• **Do this**: In your copy, include every line of the listing below exactly but none of the pictures.

• **Task input**:
────────

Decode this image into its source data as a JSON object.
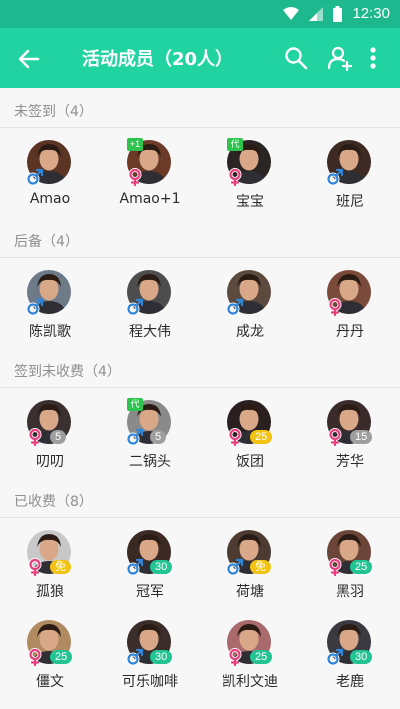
{
  "status_bar": {
    "time": "12:30",
    "icons": [
      "wifi-icon",
      "signal-icon",
      "battery-icon"
    ]
  },
  "app_bar": {
    "title": "活动成员（20人）",
    "icons": [
      "back-arrow-icon",
      "search-icon",
      "add-person-icon",
      "more-vert-icon"
    ]
  },
  "colors": {
    "accent": "#22d3a2",
    "status_bar": "#1eb88e",
    "male": "#2f86d9",
    "female": "#e63f7e",
    "badge_gray": "#9e9e9e",
    "badge_yellow": "#f2c312",
    "badge_teal": "#22c493",
    "tag_green": "#2ec24e"
  },
  "sections": [
    {
      "title": "未签到（4）",
      "members": [
        {
          "name": "Amao",
          "gender": "male",
          "tag": "",
          "badge": "",
          "badge_color": "",
          "avatar_color": "#5b3423"
        },
        {
          "name": "Amao+1",
          "gender": "female",
          "tag": "+1",
          "badge": "",
          "badge_color": "",
          "avatar_color": "#6b3b28"
        },
        {
          "name": "宝宝",
          "gender": "female",
          "tag": "代",
          "badge": "",
          "badge_color": "",
          "avatar_color": "#2a2423"
        },
        {
          "name": "班尼",
          "gender": "male",
          "tag": "",
          "badge": "",
          "badge_color": "",
          "avatar_color": "#3d2a22"
        }
      ]
    },
    {
      "title": "后备（4）",
      "members": [
        {
          "name": "陈凯歌",
          "gender": "male",
          "tag": "",
          "badge": "",
          "badge_color": "",
          "avatar_color": "#6d7a88"
        },
        {
          "name": "程大伟",
          "gender": "male",
          "tag": "",
          "badge": "",
          "badge_color": "",
          "avatar_color": "#4d4d4d"
        },
        {
          "name": "成龙",
          "gender": "male",
          "tag": "",
          "badge": "",
          "badge_color": "",
          "avatar_color": "#5c4a3f"
        },
        {
          "name": "丹丹",
          "gender": "female",
          "tag": "",
          "badge": "",
          "badge_color": "",
          "avatar_color": "#7a4a3a"
        }
      ]
    },
    {
      "title": "签到未收费（4）",
      "members": [
        {
          "name": "叨叨",
          "gender": "female",
          "tag": "",
          "badge": "5",
          "badge_color": "#9e9e9e",
          "avatar_color": "#3a3030"
        },
        {
          "name": "二锅头",
          "gender": "male",
          "tag": "代",
          "badge": "5",
          "badge_color": "#9e9e9e",
          "avatar_color": "#8a8a8a"
        },
        {
          "name": "饭团",
          "gender": "female",
          "tag": "",
          "badge": "25",
          "badge_color": "#f2c312",
          "avatar_color": "#2a2020"
        },
        {
          "name": "芳华",
          "gender": "female",
          "tag": "",
          "badge": "15",
          "badge_color": "#9e9e9e",
          "avatar_color": "#3b2b2b"
        }
      ]
    },
    {
      "title": "已收费（8）",
      "members": [
        {
          "name": "孤狼",
          "gender": "female",
          "tag": "",
          "badge": "免",
          "badge_color": "#f2c312",
          "avatar_color": "#c8c8c8"
        },
        {
          "name": "冠军",
          "gender": "male",
          "tag": "",
          "badge": "30",
          "badge_color": "#22c493",
          "avatar_color": "#3b2a24"
        },
        {
          "name": "荷塘",
          "gender": "male",
          "tag": "",
          "badge": "免",
          "badge_color": "#f2c312",
          "avatar_color": "#4d3a30"
        },
        {
          "name": "黑羽",
          "gender": "female",
          "tag": "",
          "badge": "25",
          "badge_color": "#22c493",
          "avatar_color": "#6b4538"
        },
        {
          "name": "僵文",
          "gender": "female",
          "tag": "",
          "badge": "25",
          "badge_color": "#22c493",
          "avatar_color": "#b08a60"
        },
        {
          "name": "可乐咖啡",
          "gender": "male",
          "tag": "",
          "badge": "30",
          "badge_color": "#22c493",
          "avatar_color": "#3b2e2a"
        },
        {
          "name": "凯利文迪",
          "gender": "female",
          "tag": "",
          "badge": "25",
          "badge_color": "#22c493",
          "avatar_color": "#a86a6a"
        },
        {
          "name": "老鹿",
          "gender": "male",
          "tag": "",
          "badge": "30",
          "badge_color": "#22c493",
          "avatar_color": "#3a3a40"
        }
      ]
    }
  ]
}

────────

• **Written answer**:
Decode this image into its source data as a JSON object.
{
  "status_bar": {
    "time": "12:30",
    "icons": [
      "wifi-icon",
      "signal-icon",
      "battery-icon"
    ]
  },
  "app_bar": {
    "title": "活动成员（20人）",
    "icons": [
      "back-arrow-icon",
      "search-icon",
      "add-person-icon",
      "more-vert-icon"
    ]
  },
  "colors": {
    "accent": "#22d3a2",
    "status_bar": "#1eb88e",
    "male": "#2f86d9",
    "female": "#e63f7e",
    "badge_gray": "#9e9e9e",
    "badge_yellow": "#f2c312",
    "badge_teal": "#22c493",
    "tag_green": "#2ec24e"
  },
  "sections": [
    {
      "title": "未签到（4）",
      "members": [
        {
          "name": "Amao",
          "gender": "male",
          "tag": "",
          "badge": "",
          "badge_color": "",
          "avatar_color": "#5b3423"
        },
        {
          "name": "Amao+1",
          "gender": "female",
          "tag": "+1",
          "badge": "",
          "badge_color": "",
          "avatar_color": "#6b3b28"
        },
        {
          "name": "宝宝",
          "gender": "female",
          "tag": "代",
          "badge": "",
          "badge_color": "",
          "avatar_color": "#2a2423"
        },
        {
          "name": "班尼",
          "gender": "male",
          "tag": "",
          "badge": "",
          "badge_color": "",
          "avatar_color": "#3d2a22"
        }
      ]
    },
    {
      "title": "后备（4）",
      "members": [
        {
          "name": "陈凯歌",
          "gender": "male",
          "tag": "",
          "badge": "",
          "badge_color": "",
          "avatar_color": "#6d7a88"
        },
        {
          "name": "程大伟",
          "gender": "male",
          "tag": "",
          "badge": "",
          "badge_color": "",
          "avatar_color": "#4d4d4d"
        },
        {
          "name": "成龙",
          "gender": "male",
          "tag": "",
          "badge": "",
          "badge_color": "",
          "avatar_color": "#5c4a3f"
        },
        {
          "name": "丹丹",
          "gender": "female",
          "tag": "",
          "badge": "",
          "badge_color": "",
          "avatar_color": "#7a4a3a"
        }
      ]
    },
    {
      "title": "签到未收费（4）",
      "members": [
        {
          "name": "叨叨",
          "gender": "female",
          "tag": "",
          "badge": "5",
          "badge_color": "#9e9e9e",
          "avatar_color": "#3a3030"
        },
        {
          "name": "二锅头",
          "gender": "male",
          "tag": "代",
          "badge": "5",
          "badge_color": "#9e9e9e",
          "avatar_color": "#8a8a8a"
        },
        {
          "name": "饭团",
          "gender": "female",
          "tag": "",
          "badge": "25",
          "badge_color": "#f2c312",
          "avatar_color": "#2a2020"
        },
        {
          "name": "芳华",
          "gender": "female",
          "tag": "",
          "badge": "15",
          "badge_color": "#9e9e9e",
          "avatar_color": "#3b2b2b"
        }
      ]
    },
    {
      "title": "已收费（8）",
      "members": [
        {
          "name": "孤狼",
          "gender": "female",
          "tag": "",
          "badge": "免",
          "badge_color": "#f2c312",
          "avatar_color": "#c8c8c8"
        },
        {
          "name": "冠军",
          "gender": "male",
          "tag": "",
          "badge": "30",
          "badge_color": "#22c493",
          "avatar_color": "#3b2a24"
        },
        {
          "name": "荷塘",
          "gender": "male",
          "tag": "",
          "badge": "免",
          "badge_color": "#f2c312",
          "avatar_color": "#4d3a30"
        },
        {
          "name": "黑羽",
          "gender": "female",
          "tag": "",
          "badge": "25",
          "badge_color": "#22c493",
          "avatar_color": "#6b4538"
        },
        {
          "name": "僵文",
          "gender": "female",
          "tag": "",
          "badge": "25",
          "badge_color": "#22c493",
          "avatar_color": "#b08a60"
        },
        {
          "name": "可乐咖啡",
          "gender": "male",
          "tag": "",
          "badge": "30",
          "badge_color": "#22c493",
          "avatar_color": "#3b2e2a"
        },
        {
          "name": "凯利文迪",
          "gender": "female",
          "tag": "",
          "badge": "25",
          "badge_color": "#22c493",
          "avatar_color": "#a86a6a"
        },
        {
          "name": "老鹿",
          "gender": "male",
          "tag": "",
          "badge": "30",
          "badge_color": "#22c493",
          "avatar_color": "#3a3a40"
        }
      ]
    }
  ]
}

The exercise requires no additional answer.